§ WHAT TO WORK ON
Extract the data exactly, missing nothing.

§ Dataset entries
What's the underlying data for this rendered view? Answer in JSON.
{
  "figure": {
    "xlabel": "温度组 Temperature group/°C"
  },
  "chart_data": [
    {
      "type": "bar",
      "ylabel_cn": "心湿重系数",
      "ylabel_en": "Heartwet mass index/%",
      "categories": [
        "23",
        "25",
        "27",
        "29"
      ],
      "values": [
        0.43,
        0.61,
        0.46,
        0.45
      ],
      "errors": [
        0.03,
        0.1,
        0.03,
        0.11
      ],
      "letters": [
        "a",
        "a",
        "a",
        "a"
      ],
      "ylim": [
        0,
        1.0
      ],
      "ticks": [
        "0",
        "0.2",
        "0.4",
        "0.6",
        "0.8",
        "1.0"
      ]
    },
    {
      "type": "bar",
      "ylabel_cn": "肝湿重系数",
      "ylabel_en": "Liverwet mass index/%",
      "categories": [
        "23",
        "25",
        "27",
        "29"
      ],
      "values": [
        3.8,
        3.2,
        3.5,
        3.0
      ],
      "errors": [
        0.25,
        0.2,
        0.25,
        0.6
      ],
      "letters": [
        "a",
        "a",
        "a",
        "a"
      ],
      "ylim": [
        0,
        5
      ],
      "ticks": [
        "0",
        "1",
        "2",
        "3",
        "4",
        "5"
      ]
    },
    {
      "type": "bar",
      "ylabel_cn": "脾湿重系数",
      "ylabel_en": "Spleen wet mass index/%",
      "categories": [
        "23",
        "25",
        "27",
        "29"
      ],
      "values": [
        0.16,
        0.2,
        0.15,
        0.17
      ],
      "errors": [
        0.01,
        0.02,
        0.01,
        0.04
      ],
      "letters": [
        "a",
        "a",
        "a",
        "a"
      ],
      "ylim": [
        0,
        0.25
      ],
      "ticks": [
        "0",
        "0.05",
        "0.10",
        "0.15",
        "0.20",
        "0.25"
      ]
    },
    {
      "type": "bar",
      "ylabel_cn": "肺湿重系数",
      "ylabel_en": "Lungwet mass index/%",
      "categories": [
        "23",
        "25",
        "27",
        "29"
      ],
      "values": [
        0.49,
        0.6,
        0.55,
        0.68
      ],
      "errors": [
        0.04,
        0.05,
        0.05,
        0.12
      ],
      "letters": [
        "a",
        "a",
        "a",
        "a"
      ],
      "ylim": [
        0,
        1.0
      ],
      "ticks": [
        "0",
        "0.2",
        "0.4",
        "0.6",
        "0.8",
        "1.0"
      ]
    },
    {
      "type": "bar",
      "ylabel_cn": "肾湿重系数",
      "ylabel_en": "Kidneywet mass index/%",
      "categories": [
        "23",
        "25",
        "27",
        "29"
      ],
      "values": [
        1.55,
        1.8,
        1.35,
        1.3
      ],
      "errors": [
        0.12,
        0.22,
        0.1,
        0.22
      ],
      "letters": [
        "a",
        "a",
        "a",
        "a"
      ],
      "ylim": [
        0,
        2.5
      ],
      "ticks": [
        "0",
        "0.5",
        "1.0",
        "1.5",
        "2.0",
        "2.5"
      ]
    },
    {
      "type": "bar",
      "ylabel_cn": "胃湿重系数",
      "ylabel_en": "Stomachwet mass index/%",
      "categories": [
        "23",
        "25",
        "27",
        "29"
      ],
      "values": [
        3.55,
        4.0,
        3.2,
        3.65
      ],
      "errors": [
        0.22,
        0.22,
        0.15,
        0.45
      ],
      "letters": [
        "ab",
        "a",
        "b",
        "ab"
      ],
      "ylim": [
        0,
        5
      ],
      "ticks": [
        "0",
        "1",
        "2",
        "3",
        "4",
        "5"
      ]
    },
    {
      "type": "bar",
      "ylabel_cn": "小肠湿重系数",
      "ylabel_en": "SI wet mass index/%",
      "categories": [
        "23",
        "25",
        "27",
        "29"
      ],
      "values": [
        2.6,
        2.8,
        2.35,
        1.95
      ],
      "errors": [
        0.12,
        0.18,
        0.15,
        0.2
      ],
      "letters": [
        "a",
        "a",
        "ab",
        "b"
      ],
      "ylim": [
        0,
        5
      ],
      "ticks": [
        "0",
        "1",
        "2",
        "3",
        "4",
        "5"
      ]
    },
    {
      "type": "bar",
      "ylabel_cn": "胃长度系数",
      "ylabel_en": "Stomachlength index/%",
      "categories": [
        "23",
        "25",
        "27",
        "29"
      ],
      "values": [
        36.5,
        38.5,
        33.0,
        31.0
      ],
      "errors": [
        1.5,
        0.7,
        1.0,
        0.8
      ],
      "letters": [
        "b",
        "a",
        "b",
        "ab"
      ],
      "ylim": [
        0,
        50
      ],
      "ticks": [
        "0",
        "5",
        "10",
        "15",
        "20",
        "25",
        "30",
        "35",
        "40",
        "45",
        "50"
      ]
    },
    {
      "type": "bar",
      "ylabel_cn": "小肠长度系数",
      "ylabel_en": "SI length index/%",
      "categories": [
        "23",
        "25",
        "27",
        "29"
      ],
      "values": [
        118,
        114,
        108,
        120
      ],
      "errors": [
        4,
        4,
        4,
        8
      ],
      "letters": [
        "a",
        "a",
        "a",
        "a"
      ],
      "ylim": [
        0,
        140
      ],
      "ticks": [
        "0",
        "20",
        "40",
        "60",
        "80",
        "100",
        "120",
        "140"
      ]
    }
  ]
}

§ RESPONSE BELOW
What's the underlying data for this rendered view? Answer in JSON.
{
  "figure": {
    "xlabel": "温度组 Temperature group/°C"
  },
  "chart_data": [
    {
      "type": "bar",
      "ylabel_cn": "心湿重系数",
      "ylabel_en": "Heartwet mass index/%",
      "categories": [
        "23",
        "25",
        "27",
        "29"
      ],
      "values": [
        0.43,
        0.61,
        0.46,
        0.45
      ],
      "errors": [
        0.03,
        0.1,
        0.03,
        0.11
      ],
      "letters": [
        "a",
        "a",
        "a",
        "a"
      ],
      "ylim": [
        0,
        1.0
      ],
      "ticks": [
        "0",
        "0.2",
        "0.4",
        "0.6",
        "0.8",
        "1.0"
      ]
    },
    {
      "type": "bar",
      "ylabel_cn": "肝湿重系数",
      "ylabel_en": "Liverwet mass index/%",
      "categories": [
        "23",
        "25",
        "27",
        "29"
      ],
      "values": [
        3.8,
        3.2,
        3.5,
        3.0
      ],
      "errors": [
        0.25,
        0.2,
        0.25,
        0.6
      ],
      "letters": [
        "a",
        "a",
        "a",
        "a"
      ],
      "ylim": [
        0,
        5
      ],
      "ticks": [
        "0",
        "1",
        "2",
        "3",
        "4",
        "5"
      ]
    },
    {
      "type": "bar",
      "ylabel_cn": "脾湿重系数",
      "ylabel_en": "Spleen wet mass index/%",
      "categories": [
        "23",
        "25",
        "27",
        "29"
      ],
      "values": [
        0.16,
        0.2,
        0.15,
        0.17
      ],
      "errors": [
        0.01,
        0.02,
        0.01,
        0.04
      ],
      "letters": [
        "a",
        "a",
        "a",
        "a"
      ],
      "ylim": [
        0,
        0.25
      ],
      "ticks": [
        "0",
        "0.05",
        "0.10",
        "0.15",
        "0.20",
        "0.25"
      ]
    },
    {
      "type": "bar",
      "ylabel_cn": "肺湿重系数",
      "ylabel_en": "Lungwet mass index/%",
      "categories": [
        "23",
        "25",
        "27",
        "29"
      ],
      "values": [
        0.49,
        0.6,
        0.55,
        0.68
      ],
      "errors": [
        0.04,
        0.05,
        0.05,
        0.12
      ],
      "letters": [
        "a",
        "a",
        "a",
        "a"
      ],
      "ylim": [
        0,
        1.0
      ],
      "ticks": [
        "0",
        "0.2",
        "0.4",
        "0.6",
        "0.8",
        "1.0"
      ]
    },
    {
      "type": "bar",
      "ylabel_cn": "肾湿重系数",
      "ylabel_en": "Kidneywet mass index/%",
      "categories": [
        "23",
        "25",
        "27",
        "29"
      ],
      "values": [
        1.55,
        1.8,
        1.35,
        1.3
      ],
      "errors": [
        0.12,
        0.22,
        0.1,
        0.22
      ],
      "letters": [
        "a",
        "a",
        "a",
        "a"
      ],
      "ylim": [
        0,
        2.5
      ],
      "ticks": [
        "0",
        "0.5",
        "1.0",
        "1.5",
        "2.0",
        "2.5"
      ]
    },
    {
      "type": "bar",
      "ylabel_cn": "胃湿重系数",
      "ylabel_en": "Stomachwet mass index/%",
      "categories": [
        "23",
        "25",
        "27",
        "29"
      ],
      "values": [
        3.55,
        4.0,
        3.2,
        3.65
      ],
      "errors": [
        0.22,
        0.22,
        0.15,
        0.45
      ],
      "letters": [
        "ab",
        "a",
        "b",
        "ab"
      ],
      "ylim": [
        0,
        5
      ],
      "ticks": [
        "0",
        "1",
        "2",
        "3",
        "4",
        "5"
      ]
    },
    {
      "type": "bar",
      "ylabel_cn": "小肠湿重系数",
      "ylabel_en": "SI wet mass index/%",
      "categories": [
        "23",
        "25",
        "27",
        "29"
      ],
      "values": [
        2.6,
        2.8,
        2.35,
        1.95
      ],
      "errors": [
        0.12,
        0.18,
        0.15,
        0.2
      ],
      "letters": [
        "a",
        "a",
        "ab",
        "b"
      ],
      "ylim": [
        0,
        5
      ],
      "ticks": [
        "0",
        "1",
        "2",
        "3",
        "4",
        "5"
      ]
    },
    {
      "type": "bar",
      "ylabel_cn": "胃长度系数",
      "ylabel_en": "Stomachlength index/%",
      "categories": [
        "23",
        "25",
        "27",
        "29"
      ],
      "values": [
        36.5,
        38.5,
        33.0,
        31.0
      ],
      "errors": [
        1.5,
        0.7,
        1.0,
        0.8
      ],
      "letters": [
        "b",
        "a",
        "b",
        "ab"
      ],
      "ylim": [
        0,
        50
      ],
      "ticks": [
        "0",
        "5",
        "10",
        "15",
        "20",
        "25",
        "30",
        "35",
        "40",
        "45",
        "50"
      ]
    },
    {
      "type": "bar",
      "ylabel_cn": "小肠长度系数",
      "ylabel_en": "SI length index/%",
      "categories": [
        "23",
        "25",
        "27",
        "29"
      ],
      "values": [
        118,
        114,
        108,
        120
      ],
      "errors": [
        4,
        4,
        4,
        8
      ],
      "letters": [
        "a",
        "a",
        "a",
        "a"
      ],
      "ylim": [
        0,
        140
      ],
      "ticks": [
        "0",
        "20",
        "40",
        "60",
        "80",
        "100",
        "120",
        "140"
      ]
    }
  ]
}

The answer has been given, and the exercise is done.